+++ Listed records +++

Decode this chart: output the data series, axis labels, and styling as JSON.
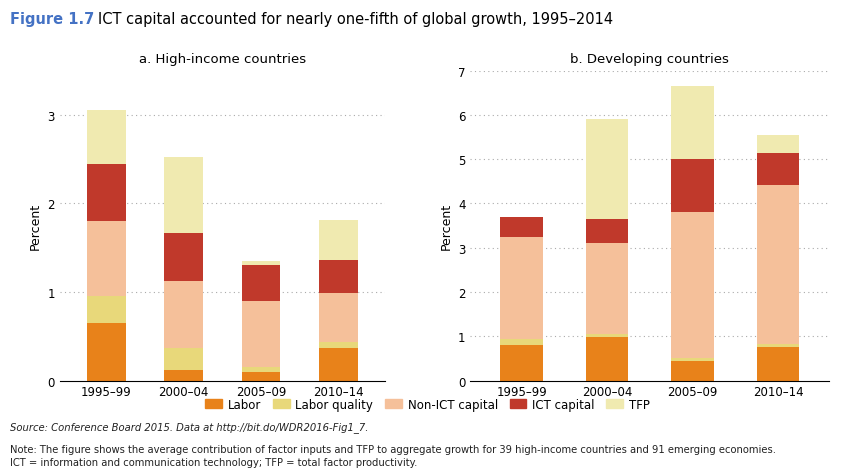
{
  "title_prefix": "Figure 1.7",
  "title_prefix_color": "#4472C4",
  "title_text": "ICT capital accounted for nearly one-fifth of global growth, 1995–2014",
  "title_fontsize": 10.5,
  "subtitle_a": "a. High-income countries",
  "subtitle_b": "b. Developing countries",
  "categories": [
    "1995–99",
    "2000–04",
    "2005–09",
    "2010–14"
  ],
  "components": [
    "Labor",
    "Labor quality",
    "Non-ICT capital",
    "ICT capital",
    "TFP"
  ],
  "colors": {
    "Labor": "#E8821A",
    "Labor quality": "#E8D87A",
    "Non-ICT capital": "#F5C09A",
    "ICT capital": "#C0392B",
    "TFP": "#F0EAB0"
  },
  "high_income": {
    "Labor": [
      0.65,
      0.12,
      0.1,
      0.37
    ],
    "Labor quality": [
      0.3,
      0.25,
      0.05,
      0.07
    ],
    "Non-ICT capital": [
      0.85,
      0.75,
      0.75,
      0.55
    ],
    "ICT capital": [
      0.65,
      0.55,
      0.4,
      0.37
    ],
    "TFP": [
      0.6,
      0.85,
      0.05,
      0.45
    ]
  },
  "developing": {
    "Labor": [
      0.8,
      0.98,
      0.45,
      0.75
    ],
    "Labor quality": [
      0.15,
      0.07,
      0.05,
      0.07
    ],
    "Non-ICT capital": [
      2.3,
      2.05,
      3.3,
      3.6
    ],
    "ICT capital": [
      0.45,
      0.55,
      1.2,
      0.72
    ],
    "TFP": [
      0.0,
      2.25,
      1.65,
      0.4
    ]
  },
  "ylim_a": [
    0,
    3.5
  ],
  "ylim_b": [
    0,
    7.0
  ],
  "yticks_a": [
    0,
    1,
    2,
    3
  ],
  "yticks_b": [
    0,
    1,
    2,
    3,
    4,
    5,
    6,
    7
  ],
  "ylabel": "Percent",
  "source_text": "Source: Conference Board 2015. Data at http://bit.do/WDR2016-Fig1_7.",
  "note_line1": "Note: The figure shows the average contribution of factor inputs and TFP to aggregate growth for 39 high-income countries and 91 emerging economies.",
  "note_line2": "ICT = information and communication technology; TFP = total factor productivity.",
  "bar_width": 0.5,
  "background_color": "#FFFFFF",
  "dotted_grid_color": "#AAAAAA",
  "legend_labels": [
    "Labor",
    "Labor quality",
    "Non-ICT capital",
    "ICT capital",
    "TFP"
  ]
}
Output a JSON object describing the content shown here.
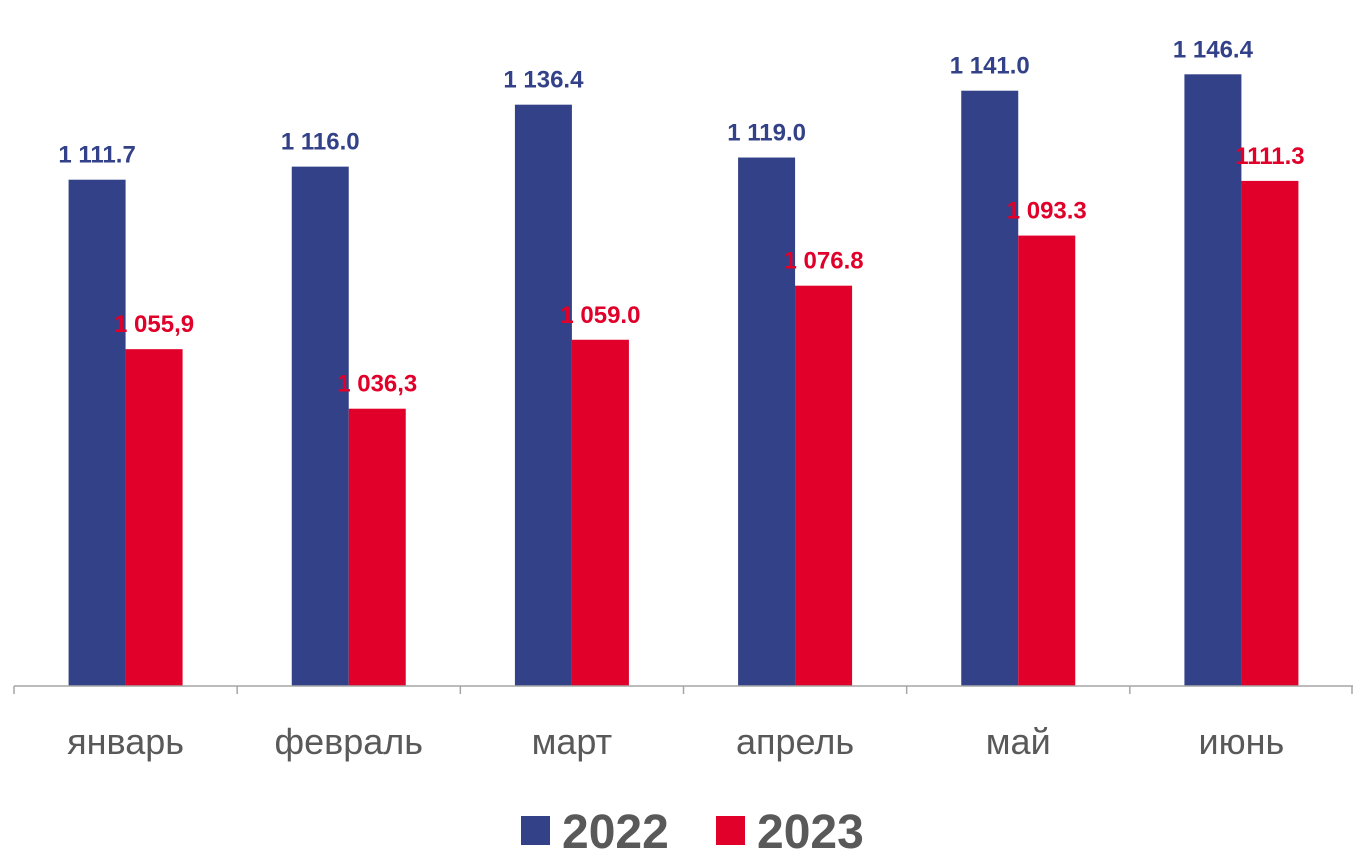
{
  "chart_data": {
    "type": "bar",
    "categories": [
      "январь",
      "февраль",
      "март",
      "апрель",
      "май",
      "июнь"
    ],
    "series": [
      {
        "name": "2022",
        "color": "#334288",
        "values": [
          1111.7,
          1116.0,
          1136.4,
          1119.0,
          1141.0,
          1146.4
        ],
        "labels": [
          "1 111.7",
          "1 116.0",
          "1 136.4",
          "1 119.0",
          "1 141.0",
          "1 146.4"
        ]
      },
      {
        "name": "2023",
        "color": "#e0002a",
        "values": [
          1055.9,
          1036.3,
          1059.0,
          1076.8,
          1093.3,
          1111.3
        ],
        "labels": [
          "1 055,9",
          "1 036,3",
          "1 059.0",
          "1 076.8",
          "1 093.3",
          "1111.3"
        ]
      }
    ],
    "ylim": [
      945,
      1160
    ],
    "grid": false,
    "legend_position": "bottom",
    "axis_color": "#a6a6a6"
  }
}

+++

> _The problem_: Scan the material above. Copy each line that holds the word "countries".

> _Task solution_:
  "subtitle_a": "a. High-income countries",
  "subtitle_b": "b. Developing countries",
  "note_line1": "Note: The figure shows the average contribution of factor inputs and TFP to aggregate growth for 39 high-income countries and 91 emerging economies.",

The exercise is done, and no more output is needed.